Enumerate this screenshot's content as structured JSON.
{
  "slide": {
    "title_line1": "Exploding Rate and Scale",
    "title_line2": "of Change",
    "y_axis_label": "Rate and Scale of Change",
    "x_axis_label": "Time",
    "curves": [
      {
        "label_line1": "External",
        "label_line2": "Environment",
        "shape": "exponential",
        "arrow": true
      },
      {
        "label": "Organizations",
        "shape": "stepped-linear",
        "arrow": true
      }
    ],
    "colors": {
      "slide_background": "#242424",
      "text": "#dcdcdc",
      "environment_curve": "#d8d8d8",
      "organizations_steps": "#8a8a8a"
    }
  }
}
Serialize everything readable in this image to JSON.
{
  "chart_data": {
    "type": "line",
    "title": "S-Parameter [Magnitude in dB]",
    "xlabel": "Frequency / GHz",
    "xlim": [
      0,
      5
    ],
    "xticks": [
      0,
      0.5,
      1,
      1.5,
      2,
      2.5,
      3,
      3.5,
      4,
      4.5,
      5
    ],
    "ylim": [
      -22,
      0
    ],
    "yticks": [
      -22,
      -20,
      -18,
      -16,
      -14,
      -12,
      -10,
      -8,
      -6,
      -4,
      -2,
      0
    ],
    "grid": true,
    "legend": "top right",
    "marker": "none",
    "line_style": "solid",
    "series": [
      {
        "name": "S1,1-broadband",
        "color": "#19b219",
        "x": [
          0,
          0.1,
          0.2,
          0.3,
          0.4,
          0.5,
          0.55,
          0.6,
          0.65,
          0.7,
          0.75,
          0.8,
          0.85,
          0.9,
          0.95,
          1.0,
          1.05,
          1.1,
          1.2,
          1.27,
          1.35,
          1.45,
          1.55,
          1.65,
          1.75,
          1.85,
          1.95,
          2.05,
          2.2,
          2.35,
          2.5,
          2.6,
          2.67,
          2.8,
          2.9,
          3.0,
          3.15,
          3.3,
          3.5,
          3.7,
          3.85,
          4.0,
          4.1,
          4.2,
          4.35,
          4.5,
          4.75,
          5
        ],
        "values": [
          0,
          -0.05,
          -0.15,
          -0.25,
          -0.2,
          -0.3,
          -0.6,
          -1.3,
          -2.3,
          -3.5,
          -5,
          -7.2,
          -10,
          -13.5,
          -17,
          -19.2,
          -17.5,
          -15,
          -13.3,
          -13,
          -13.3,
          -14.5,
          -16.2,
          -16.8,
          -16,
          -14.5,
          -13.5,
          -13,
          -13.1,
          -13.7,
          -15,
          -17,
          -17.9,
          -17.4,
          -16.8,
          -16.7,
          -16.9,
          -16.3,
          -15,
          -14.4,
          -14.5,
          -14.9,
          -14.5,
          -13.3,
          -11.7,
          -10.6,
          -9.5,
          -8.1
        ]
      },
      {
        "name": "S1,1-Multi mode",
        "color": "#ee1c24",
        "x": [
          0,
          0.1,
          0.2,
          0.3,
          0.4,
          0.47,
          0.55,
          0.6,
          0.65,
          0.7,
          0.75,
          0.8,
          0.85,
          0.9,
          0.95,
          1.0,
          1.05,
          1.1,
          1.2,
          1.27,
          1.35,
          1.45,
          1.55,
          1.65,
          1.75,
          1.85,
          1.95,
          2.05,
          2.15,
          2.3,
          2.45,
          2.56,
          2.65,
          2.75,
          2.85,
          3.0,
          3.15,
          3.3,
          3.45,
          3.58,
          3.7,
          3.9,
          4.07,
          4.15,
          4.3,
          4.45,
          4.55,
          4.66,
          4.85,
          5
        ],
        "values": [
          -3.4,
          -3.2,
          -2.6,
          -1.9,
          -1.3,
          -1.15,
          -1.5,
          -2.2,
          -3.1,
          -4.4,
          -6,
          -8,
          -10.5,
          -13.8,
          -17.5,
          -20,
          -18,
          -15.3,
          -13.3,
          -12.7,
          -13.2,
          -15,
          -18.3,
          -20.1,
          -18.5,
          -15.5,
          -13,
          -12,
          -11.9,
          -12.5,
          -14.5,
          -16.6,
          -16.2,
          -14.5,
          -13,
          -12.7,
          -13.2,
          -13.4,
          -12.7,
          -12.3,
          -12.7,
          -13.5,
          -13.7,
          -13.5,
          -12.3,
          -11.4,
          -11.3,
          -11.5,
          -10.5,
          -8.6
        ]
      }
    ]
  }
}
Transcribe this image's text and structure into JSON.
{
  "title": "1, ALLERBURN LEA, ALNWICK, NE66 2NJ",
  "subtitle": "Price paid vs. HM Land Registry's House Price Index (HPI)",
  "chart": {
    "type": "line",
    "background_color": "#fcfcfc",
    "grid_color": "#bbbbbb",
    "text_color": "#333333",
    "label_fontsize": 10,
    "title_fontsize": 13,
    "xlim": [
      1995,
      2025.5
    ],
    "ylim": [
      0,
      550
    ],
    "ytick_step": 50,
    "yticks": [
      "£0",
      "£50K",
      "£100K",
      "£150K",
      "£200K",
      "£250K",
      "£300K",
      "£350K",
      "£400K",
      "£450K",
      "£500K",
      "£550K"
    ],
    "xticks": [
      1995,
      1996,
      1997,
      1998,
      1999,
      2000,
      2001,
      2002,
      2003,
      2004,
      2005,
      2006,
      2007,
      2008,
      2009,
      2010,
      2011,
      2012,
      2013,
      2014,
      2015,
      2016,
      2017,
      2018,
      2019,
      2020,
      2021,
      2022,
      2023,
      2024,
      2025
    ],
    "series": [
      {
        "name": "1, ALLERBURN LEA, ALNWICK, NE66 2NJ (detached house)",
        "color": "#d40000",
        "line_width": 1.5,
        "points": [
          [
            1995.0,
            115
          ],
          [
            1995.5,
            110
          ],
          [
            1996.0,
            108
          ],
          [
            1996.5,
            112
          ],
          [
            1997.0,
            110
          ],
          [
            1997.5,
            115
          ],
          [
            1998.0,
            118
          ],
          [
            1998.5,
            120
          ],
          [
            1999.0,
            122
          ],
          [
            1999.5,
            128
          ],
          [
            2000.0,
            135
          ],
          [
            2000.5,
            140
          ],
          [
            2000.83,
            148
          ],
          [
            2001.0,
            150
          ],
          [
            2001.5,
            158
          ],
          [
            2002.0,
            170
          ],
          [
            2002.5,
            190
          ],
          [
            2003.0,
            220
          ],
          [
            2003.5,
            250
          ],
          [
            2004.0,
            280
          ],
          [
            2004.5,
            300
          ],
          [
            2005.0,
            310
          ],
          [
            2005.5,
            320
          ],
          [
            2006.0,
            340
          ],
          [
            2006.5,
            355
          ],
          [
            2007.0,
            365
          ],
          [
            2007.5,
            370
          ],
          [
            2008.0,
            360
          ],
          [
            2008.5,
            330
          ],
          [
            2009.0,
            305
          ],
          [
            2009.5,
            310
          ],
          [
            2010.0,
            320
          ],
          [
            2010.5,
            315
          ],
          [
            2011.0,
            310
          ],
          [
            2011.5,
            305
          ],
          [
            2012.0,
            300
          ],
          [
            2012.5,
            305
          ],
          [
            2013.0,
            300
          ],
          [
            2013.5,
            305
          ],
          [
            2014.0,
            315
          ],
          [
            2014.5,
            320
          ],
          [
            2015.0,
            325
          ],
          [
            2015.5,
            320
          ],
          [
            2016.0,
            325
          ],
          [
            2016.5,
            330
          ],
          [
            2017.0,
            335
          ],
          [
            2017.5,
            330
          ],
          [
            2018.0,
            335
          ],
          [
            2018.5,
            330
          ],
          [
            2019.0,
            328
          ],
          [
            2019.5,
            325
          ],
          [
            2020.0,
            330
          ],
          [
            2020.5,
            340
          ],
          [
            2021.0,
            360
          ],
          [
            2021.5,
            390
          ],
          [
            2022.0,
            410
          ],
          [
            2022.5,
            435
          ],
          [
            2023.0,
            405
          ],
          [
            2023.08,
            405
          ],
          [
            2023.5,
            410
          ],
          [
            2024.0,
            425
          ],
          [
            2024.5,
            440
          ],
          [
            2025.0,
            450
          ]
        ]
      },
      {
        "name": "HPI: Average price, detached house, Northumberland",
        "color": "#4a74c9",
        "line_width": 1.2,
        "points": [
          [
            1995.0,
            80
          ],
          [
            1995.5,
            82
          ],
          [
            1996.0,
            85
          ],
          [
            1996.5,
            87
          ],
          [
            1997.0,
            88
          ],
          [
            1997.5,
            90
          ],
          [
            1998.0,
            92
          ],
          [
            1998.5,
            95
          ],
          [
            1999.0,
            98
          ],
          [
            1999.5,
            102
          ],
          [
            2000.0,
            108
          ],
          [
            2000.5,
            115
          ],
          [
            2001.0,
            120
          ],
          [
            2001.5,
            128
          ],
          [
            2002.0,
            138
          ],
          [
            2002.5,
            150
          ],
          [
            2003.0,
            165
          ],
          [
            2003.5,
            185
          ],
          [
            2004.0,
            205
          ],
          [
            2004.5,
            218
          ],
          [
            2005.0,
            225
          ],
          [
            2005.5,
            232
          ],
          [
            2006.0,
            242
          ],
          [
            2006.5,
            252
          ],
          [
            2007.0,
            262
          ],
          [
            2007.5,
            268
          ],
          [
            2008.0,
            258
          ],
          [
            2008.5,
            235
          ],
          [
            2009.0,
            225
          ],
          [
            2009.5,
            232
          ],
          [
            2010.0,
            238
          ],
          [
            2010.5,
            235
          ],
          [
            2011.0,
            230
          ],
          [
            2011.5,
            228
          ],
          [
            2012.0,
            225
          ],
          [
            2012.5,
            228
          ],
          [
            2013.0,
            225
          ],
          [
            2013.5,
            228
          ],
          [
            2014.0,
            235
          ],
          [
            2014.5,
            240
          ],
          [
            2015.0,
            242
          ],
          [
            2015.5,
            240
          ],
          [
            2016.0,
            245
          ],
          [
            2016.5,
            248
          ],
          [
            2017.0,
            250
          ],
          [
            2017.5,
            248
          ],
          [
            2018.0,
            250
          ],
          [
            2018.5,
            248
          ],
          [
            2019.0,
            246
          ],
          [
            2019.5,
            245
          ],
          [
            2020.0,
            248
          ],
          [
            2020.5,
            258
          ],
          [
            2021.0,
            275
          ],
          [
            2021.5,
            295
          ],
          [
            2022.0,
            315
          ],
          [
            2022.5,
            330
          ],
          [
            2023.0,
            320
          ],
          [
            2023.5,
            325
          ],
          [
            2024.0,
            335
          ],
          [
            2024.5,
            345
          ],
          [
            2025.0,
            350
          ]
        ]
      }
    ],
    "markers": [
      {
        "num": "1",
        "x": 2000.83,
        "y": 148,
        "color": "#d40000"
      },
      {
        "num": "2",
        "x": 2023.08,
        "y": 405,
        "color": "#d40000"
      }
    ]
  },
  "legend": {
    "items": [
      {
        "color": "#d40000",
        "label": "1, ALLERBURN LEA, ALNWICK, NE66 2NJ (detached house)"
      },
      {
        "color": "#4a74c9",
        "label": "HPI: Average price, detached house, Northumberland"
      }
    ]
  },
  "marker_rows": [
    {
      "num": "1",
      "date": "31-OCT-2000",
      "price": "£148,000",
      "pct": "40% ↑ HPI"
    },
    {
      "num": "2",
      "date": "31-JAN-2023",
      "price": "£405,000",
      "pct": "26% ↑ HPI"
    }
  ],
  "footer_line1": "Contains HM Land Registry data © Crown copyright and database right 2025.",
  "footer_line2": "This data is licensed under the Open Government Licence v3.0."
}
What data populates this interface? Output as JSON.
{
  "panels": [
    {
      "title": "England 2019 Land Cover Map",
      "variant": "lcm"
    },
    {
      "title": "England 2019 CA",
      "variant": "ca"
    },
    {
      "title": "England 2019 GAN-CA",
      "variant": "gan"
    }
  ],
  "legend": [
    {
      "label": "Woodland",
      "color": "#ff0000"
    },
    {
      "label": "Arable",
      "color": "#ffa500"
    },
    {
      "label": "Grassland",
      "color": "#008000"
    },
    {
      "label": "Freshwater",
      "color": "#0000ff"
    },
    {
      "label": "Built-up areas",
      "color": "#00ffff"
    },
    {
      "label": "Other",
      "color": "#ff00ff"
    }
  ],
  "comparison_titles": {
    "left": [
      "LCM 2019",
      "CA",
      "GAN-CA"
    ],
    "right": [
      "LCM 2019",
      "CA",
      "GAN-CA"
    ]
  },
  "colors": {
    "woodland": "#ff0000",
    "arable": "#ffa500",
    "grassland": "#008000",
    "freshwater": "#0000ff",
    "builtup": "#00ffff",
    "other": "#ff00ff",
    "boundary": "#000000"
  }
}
·····
- WHAT THE EXERCISE ASKS -
In the entries above, find the lines containing the word "Scale" and say how many there are, with no other words.

- ANSWER FOR THIS EXERCISE -
2